About the name!  Vincent isn’t named after anyone (other than a saint or two 😉 ) but it’s a name Craig and I both liked.  I’m pretty adamant that I won’t allow “Vinny” as a nickname, though.  I like Vincent itself or maybe “Vin” or “Vince”.  

Gerard is my father’s name.  Dominic’s middle name is the same as Craig’s father’s name, so it seemed fitting to give Vincent my father’s name for a middle name.

I’m recovering okay.  Five babies in ten years can be kind of hard on a uterus, I’ve found.  I’m making my way through the recovery pains and all…offering up for special intentions and managing the best I can.  My husband is one-of-a-kind awesome and the kids are doing great, too.

Thanks for all of your prayers!

I Didn’t Know What I Didn’t Know

I became pregnant for the first time in October 2000.  I never got a positive home pregnancy test, though.  (I don’t think I knew how to pee on a stick very well.)  I learned that the doctor’s pregnancy test was positive via my step-mother when I arrived at my father’s house for a visit (Craig had called and simply told her to tell me, “the answer is Yes”).  
At that point, I really hadn’t put much thought into pregnancy, labor, delivery or being a mom.  The idea was like some far off fuzzy possibility that I never really believed would come true.  I mean on the outset, I believed I would get pregnant – and probably rather quickly – but the idea of another soul, another human being, in my care was kind of a foreign concept.  I can sort of liken it to the way a teenager feels about his or her mortality.  They know it’s a possibility that they might die if they behave recklessly…but still maintain the it-won’t-happen-to-me mentality.
Since I hadn’t put much thought into the real possibility of becoming a mother, I didn’t start doing it then.  I heard people talk about birth plans…but I didn’t make one.  People asked me if I would breastfeed the baby…I assumed it was a no-brainer…who DOESN’T breastfeed in the 21st century?  Was I going back to work?  You bet.  But Craig was going to be a SAHD – so no daycare issue for me.

*Given data*.
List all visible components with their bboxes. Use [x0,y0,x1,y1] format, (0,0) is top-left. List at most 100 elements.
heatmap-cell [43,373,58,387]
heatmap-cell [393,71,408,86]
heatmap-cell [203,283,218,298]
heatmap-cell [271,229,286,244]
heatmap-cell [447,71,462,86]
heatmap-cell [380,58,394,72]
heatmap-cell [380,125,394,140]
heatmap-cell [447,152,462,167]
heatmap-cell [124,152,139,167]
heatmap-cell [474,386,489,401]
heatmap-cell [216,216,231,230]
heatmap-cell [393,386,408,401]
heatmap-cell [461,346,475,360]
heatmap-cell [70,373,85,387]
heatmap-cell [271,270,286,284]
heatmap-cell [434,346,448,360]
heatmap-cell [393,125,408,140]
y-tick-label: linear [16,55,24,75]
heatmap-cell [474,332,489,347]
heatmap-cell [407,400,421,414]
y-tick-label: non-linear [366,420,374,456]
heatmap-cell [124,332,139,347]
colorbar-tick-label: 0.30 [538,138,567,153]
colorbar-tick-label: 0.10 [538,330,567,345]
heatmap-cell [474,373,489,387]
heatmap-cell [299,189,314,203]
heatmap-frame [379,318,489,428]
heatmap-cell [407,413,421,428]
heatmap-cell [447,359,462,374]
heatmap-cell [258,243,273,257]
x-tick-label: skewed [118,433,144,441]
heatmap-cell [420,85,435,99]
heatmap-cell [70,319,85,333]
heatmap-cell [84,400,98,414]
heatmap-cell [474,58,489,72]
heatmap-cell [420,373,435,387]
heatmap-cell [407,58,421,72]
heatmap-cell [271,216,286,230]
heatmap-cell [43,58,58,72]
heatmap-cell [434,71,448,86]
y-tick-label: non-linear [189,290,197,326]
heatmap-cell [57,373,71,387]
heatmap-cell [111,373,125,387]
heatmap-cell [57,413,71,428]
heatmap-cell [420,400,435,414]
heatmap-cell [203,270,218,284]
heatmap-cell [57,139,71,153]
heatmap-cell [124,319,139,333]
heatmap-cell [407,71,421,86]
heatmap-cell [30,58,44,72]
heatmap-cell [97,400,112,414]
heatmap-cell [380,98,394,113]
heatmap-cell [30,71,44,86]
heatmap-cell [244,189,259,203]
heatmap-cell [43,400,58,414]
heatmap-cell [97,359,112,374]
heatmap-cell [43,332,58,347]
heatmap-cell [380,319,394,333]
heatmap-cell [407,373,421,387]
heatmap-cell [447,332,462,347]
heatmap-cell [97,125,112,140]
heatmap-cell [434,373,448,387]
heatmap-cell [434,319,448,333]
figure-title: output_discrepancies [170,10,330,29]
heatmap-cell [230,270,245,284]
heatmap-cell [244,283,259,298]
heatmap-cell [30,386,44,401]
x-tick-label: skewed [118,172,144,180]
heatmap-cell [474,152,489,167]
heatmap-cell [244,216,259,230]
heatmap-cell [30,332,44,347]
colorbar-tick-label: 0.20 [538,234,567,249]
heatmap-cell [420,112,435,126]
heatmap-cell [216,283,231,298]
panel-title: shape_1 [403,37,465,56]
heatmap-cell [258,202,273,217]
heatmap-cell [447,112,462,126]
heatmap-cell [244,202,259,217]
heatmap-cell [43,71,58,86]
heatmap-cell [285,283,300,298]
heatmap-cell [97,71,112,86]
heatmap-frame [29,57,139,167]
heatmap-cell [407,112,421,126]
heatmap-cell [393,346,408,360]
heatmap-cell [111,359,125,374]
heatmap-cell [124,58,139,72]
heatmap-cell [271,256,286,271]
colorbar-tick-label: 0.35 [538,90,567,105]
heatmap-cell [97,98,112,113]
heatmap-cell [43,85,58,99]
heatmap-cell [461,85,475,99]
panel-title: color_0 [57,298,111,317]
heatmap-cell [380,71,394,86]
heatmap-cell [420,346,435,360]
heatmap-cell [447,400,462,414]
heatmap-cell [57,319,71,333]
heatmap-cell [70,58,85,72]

*Work to complete*.
Duplicate the passage of the blog post between "At that point, I" and "the it-won’t-happen-to-me mentality.", inclusive.

*Written answer*.
At that point, I really hadn’t put much thought into pregnancy, labor, delivery or being a mom.  The idea was like some far off fuzzy possibility that I never really believed would come true.  I mean on the outset, I believed I would get pregnant – and probably rather quickly – but the idea of another soul, another human being, in my care was kind of a foreign concept.  I can sort of liken it to the way a teenager feels about his or her mortality.  They know it’s a possibility that they might die if they behave recklessly…but still maintain the it-won’t-happen-to-me mentality.